— Your goal —
Show each line from the listing that includes the word "пару".

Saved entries
● ● ●
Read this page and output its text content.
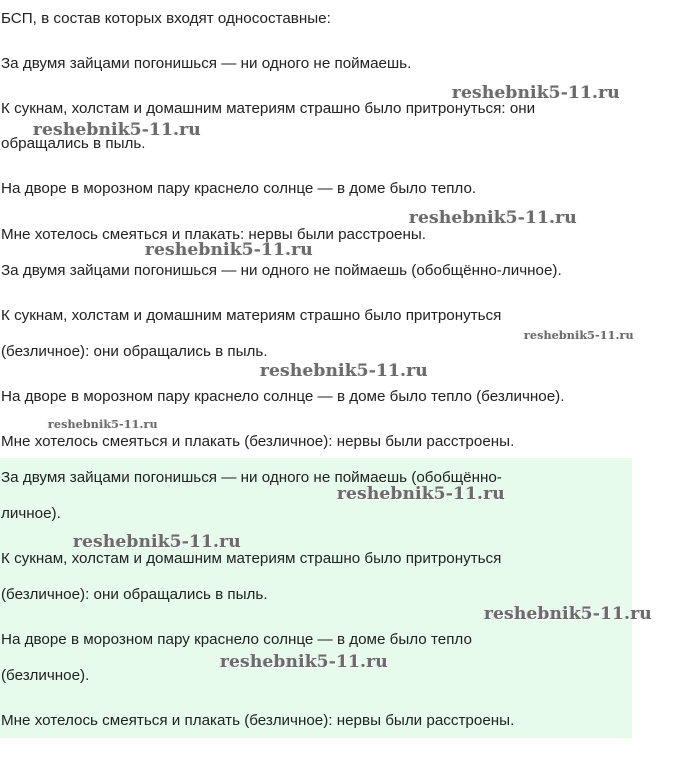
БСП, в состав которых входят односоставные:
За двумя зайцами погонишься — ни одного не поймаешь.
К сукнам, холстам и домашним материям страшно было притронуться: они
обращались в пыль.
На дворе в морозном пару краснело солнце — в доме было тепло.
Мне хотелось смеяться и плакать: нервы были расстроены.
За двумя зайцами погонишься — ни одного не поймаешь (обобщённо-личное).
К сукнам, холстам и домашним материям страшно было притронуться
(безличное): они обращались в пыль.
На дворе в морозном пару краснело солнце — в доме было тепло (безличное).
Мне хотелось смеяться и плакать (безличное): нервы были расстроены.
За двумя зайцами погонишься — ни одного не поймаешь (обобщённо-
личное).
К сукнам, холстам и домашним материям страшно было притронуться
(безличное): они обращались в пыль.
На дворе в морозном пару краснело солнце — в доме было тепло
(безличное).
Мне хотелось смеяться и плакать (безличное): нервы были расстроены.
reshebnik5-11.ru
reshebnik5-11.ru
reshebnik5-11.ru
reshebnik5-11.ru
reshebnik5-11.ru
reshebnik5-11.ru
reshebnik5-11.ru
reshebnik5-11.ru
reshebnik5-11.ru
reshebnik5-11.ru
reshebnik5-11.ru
● ● ●
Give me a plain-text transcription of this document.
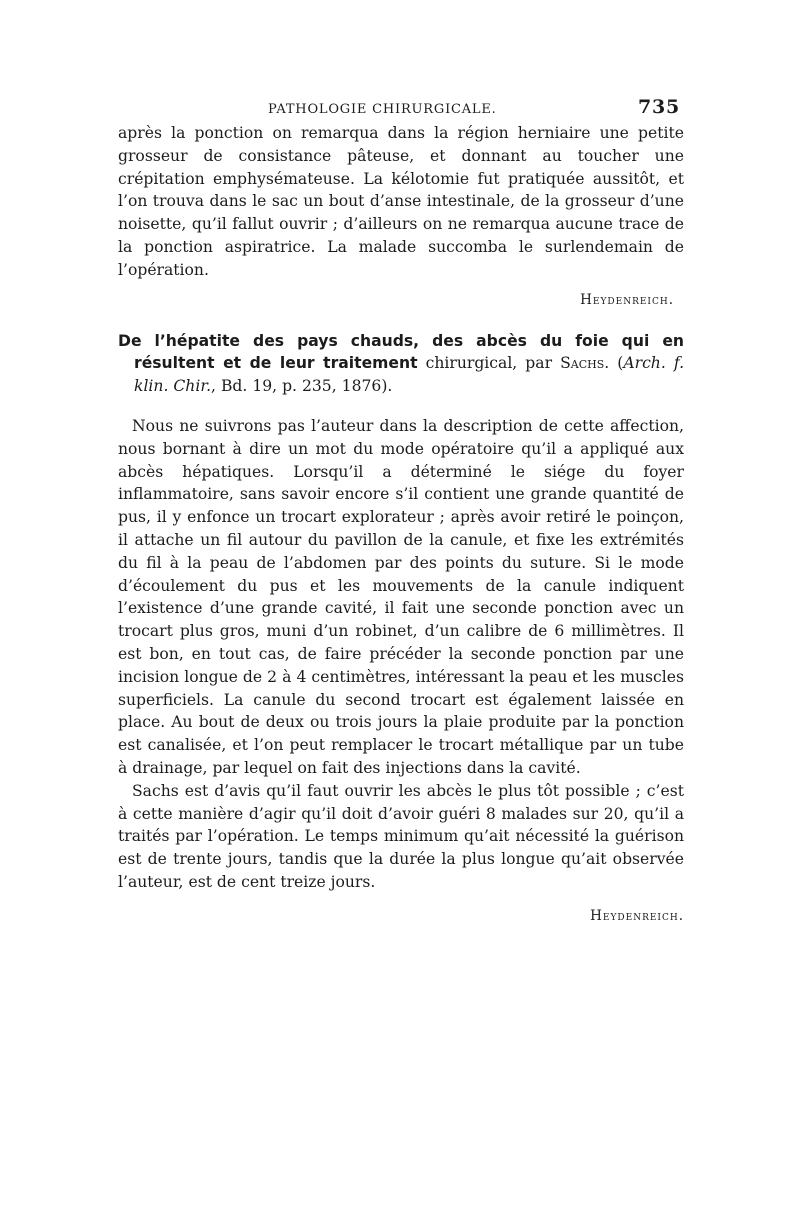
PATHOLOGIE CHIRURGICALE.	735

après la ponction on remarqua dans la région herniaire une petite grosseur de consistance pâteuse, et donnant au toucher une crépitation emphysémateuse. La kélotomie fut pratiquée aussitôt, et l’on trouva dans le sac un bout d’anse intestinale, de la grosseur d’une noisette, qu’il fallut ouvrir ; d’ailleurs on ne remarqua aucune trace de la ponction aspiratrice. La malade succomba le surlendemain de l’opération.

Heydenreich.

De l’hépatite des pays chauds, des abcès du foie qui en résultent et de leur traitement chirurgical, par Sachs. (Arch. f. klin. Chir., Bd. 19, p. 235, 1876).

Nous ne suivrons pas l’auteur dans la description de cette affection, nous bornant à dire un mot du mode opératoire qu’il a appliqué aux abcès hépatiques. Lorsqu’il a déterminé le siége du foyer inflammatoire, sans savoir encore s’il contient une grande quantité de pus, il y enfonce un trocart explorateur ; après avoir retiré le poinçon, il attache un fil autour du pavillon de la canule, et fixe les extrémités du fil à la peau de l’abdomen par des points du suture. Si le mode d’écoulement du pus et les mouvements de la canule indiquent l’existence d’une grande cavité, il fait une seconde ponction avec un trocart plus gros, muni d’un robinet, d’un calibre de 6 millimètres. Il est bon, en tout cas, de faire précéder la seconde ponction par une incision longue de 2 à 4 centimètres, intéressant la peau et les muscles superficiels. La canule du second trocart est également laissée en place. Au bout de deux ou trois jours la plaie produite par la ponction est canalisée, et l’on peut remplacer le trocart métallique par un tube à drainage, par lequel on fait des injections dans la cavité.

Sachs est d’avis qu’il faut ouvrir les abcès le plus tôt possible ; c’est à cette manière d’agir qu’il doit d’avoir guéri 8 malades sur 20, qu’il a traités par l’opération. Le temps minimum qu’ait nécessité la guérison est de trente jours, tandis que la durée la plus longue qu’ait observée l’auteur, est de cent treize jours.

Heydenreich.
● ● ●
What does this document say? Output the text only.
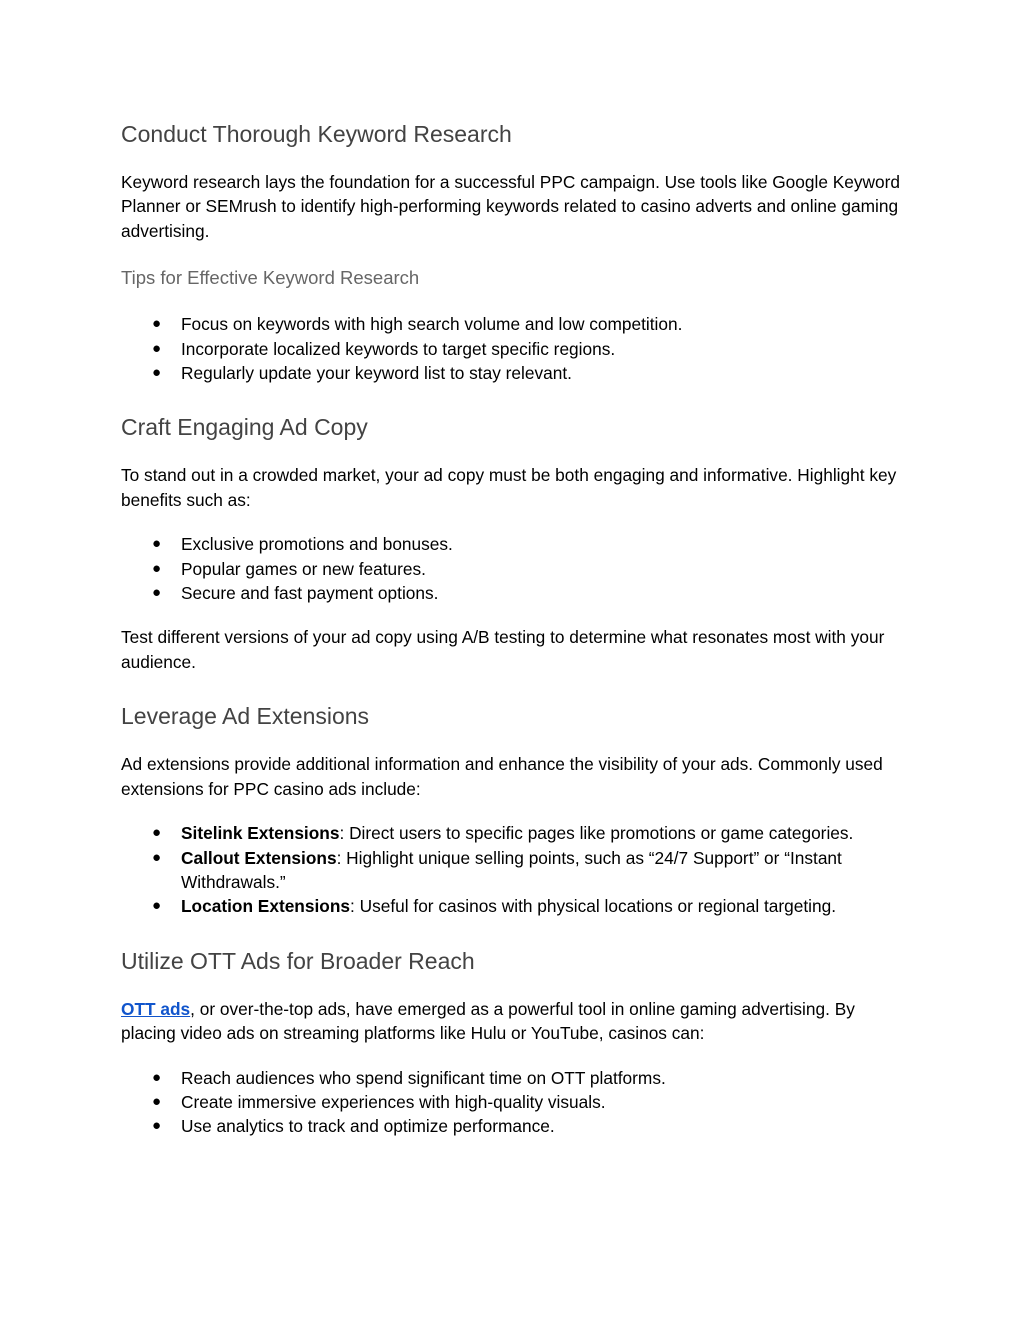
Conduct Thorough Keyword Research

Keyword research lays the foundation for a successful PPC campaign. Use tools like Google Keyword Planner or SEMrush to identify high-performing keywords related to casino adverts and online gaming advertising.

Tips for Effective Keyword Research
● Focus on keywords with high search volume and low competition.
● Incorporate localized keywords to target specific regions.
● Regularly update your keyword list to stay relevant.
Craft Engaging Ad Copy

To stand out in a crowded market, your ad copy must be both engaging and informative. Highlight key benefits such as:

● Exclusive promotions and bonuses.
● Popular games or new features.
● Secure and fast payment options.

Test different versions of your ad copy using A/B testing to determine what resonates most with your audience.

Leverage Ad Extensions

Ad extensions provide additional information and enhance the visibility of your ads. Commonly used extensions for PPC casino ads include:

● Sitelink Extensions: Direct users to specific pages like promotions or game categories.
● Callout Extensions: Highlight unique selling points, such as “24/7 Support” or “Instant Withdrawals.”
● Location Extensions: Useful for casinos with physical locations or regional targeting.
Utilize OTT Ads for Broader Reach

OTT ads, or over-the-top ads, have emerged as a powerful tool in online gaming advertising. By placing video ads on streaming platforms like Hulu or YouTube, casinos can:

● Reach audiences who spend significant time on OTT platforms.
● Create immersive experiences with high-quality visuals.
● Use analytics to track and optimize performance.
● ● ●
— Result for this exercise —
На дворе в морозном пару краснело солнце — в доме было тепло.
На дворе в морозном пару краснело солнце — в доме было тепло (безличное).
На дворе в морозном пару краснело солнце — в доме было тепло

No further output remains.